Emit the entire listing verbatim.

□ □ □ □ □ □ □

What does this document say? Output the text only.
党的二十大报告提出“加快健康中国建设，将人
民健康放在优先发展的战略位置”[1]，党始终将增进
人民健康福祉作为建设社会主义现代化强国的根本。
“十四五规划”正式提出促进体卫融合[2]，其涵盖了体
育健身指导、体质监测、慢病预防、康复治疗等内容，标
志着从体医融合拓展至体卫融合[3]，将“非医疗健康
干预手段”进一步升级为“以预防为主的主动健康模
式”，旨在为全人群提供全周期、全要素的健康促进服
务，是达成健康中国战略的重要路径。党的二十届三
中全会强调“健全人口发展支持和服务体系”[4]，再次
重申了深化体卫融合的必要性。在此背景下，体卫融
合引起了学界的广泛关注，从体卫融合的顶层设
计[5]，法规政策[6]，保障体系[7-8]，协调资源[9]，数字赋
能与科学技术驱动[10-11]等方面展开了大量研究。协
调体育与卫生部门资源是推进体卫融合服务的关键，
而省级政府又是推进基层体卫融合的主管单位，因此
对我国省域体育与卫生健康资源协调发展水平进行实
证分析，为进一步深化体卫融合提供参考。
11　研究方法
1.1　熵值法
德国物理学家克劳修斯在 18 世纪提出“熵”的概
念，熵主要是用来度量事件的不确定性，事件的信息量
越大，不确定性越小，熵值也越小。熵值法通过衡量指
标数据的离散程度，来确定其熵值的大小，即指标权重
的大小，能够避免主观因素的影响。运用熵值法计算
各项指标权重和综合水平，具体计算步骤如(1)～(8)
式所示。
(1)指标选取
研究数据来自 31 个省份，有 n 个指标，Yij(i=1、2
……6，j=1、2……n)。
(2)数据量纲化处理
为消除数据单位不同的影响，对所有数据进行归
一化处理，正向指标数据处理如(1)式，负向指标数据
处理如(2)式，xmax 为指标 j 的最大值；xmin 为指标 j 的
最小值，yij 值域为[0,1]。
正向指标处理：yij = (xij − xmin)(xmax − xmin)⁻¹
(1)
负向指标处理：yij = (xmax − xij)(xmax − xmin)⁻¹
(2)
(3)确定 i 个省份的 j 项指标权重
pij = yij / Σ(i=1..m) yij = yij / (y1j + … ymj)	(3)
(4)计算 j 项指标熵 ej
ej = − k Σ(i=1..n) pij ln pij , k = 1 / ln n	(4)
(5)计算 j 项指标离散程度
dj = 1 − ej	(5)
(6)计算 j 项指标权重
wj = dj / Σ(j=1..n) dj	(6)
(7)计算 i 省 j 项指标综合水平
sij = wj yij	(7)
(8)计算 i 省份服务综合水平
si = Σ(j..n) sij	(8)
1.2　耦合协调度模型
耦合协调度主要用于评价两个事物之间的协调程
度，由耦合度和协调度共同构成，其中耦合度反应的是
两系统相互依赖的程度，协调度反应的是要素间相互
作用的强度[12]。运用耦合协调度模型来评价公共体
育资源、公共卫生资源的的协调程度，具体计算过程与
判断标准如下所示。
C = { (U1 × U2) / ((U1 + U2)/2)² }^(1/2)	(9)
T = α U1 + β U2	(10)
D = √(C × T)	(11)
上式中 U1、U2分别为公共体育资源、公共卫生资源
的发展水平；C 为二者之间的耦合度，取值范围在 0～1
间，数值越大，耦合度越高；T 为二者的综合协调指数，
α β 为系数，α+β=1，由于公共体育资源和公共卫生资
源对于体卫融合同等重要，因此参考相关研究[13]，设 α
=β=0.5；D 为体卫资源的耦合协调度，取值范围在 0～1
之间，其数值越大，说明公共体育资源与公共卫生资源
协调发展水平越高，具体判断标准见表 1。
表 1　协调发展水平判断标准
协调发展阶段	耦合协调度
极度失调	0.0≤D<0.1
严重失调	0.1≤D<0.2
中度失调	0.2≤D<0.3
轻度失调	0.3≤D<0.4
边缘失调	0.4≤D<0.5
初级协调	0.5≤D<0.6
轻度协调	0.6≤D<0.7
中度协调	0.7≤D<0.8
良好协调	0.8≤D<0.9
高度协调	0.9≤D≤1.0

□ □ □ □ □ □ □

§ Task answer:
What does this document say? Output the text only.
党的二十大报告提出“加快健康中国建设，将人
民健康放在优先发展的战略位置”[1]，党始终将增进
人民健康福祉作为建设社会主义现代化强国的根本。
“十四五规划”正式提出促进体卫融合[2]，其涵盖了体
育健身指导、体质监测、慢病预防、康复治疗等内容，标
志着从体医融合拓展至体卫融合[3]，将“非医疗健康
干预手段”进一步升级为“以预防为主的主动健康模
式”，旨在为全人群提供全周期、全要素的健康促进服
务，是达成健康中国战略的重要路径。党的二十届三
中全会强调“健全人口发展支持和服务体系”[4]，再次
重申了深化体卫融合的必要性。在此背景下，体卫融
合引起了学界的广泛关注，从体卫融合的顶层设
计[5]，法规政策[6]，保障体系[7-8]，协调资源[9]，数字赋
能与科学技术驱动[10-11]等方面展开了大量研究。协
调体育与卫生部门资源是推进体卫融合服务的关键，
而省级政府又是推进基层体卫融合的主管单位，因此
对我国省域体育与卫生健康资源协调发展水平进行实
证分析，为进一步深化体卫融合提供参考。
11　研究方法
1.1　熵值法
德国物理学家克劳修斯在 18 世纪提出“熵”的概
念，熵主要是用来度量事件的不确定性，事件的信息量
越大，不确定性越小，熵值也越小。熵值法通过衡量指
标数据的离散程度，来确定其熵值的大小，即指标权重
的大小，能够避免主观因素的影响。运用熵值法计算
各项指标权重和综合水平，具体计算步骤如(1)～(8)
式所示。
(1)指标选取
研究数据来自 31 个省份，有 n 个指标，Yij(i=1、2
……6，j=1、2……n)。
(2)数据量纲化处理
为消除数据单位不同的影响，对所有数据进行归
一化处理，正向指标数据处理如(1)式，负向指标数据
处理如(2)式，xmax 为指标 j 的最大值；xmin 为指标 j 的
最小值，yij 值域为[0,1]。
正向指标处理：yij = (xij − xmin)(xmax − xmin)⁻¹
(1)
负向指标处理：yij = (xmax − xij)(xmax − xmin)⁻¹
(2)
(3)确定 i 个省份的 j 项指标权重
pij = yij / Σ(i=1..m) yij = yij / (y1j + … ymj)	(3)
(4)计算 j 项指标熵 ej
ej = − k Σ(i=1..n) pij ln pij , k = 1 / ln n	(4)
(5)计算 j 项指标离散程度
dj = 1 − ej	(5)
(6)计算 j 项指标权重
wj = dj / Σ(j=1..n) dj	(6)
(7)计算 i 省 j 项指标综合水平
sij = wj yij	(7)
(8)计算 i 省份服务综合水平
si = Σ(j..n) sij	(8)
1.2　耦合协调度模型
耦合协调度主要用于评价两个事物之间的协调程
度，由耦合度和协调度共同构成，其中耦合度反应的是
两系统相互依赖的程度，协调度反应的是要素间相互
作用的强度[12]。运用耦合协调度模型来评价公共体
育资源、公共卫生资源的的协调程度，具体计算过程与
判断标准如下所示。
C = { (U1 × U2) / ((U1 + U2)/2)² }^(1/2)	(9)
T = α U1 + β U2	(10)
D = √(C × T)	(11)
上式中 U1、U2分别为公共体育资源、公共卫生资源
的发展水平；C 为二者之间的耦合度，取值范围在 0～1
间，数值越大，耦合度越高；T 为二者的综合协调指数，
α β 为系数，α+β=1，由于公共体育资源和公共卫生资
源对于体卫融合同等重要，因此参考相关研究[13]，设 α
=β=0.5；D 为体卫资源的耦合协调度，取值范围在 0～1
之间，其数值越大，说明公共体育资源与公共卫生资源
协调发展水平越高，具体判断标准见表 1。
表 1　协调发展水平判断标准
协调发展阶段	耦合协调度
极度失调	0.0≤D<0.1
严重失调	0.1≤D<0.2
中度失调	0.2≤D<0.3
轻度失调	0.3≤D<0.4
边缘失调	0.4≤D<0.5
初级协调	0.5≤D<0.6
轻度协调	0.6≤D<0.7
中度协调	0.7≤D<0.8
良好协调	0.8≤D<0.9
高度协调	0.9≤D≤1.0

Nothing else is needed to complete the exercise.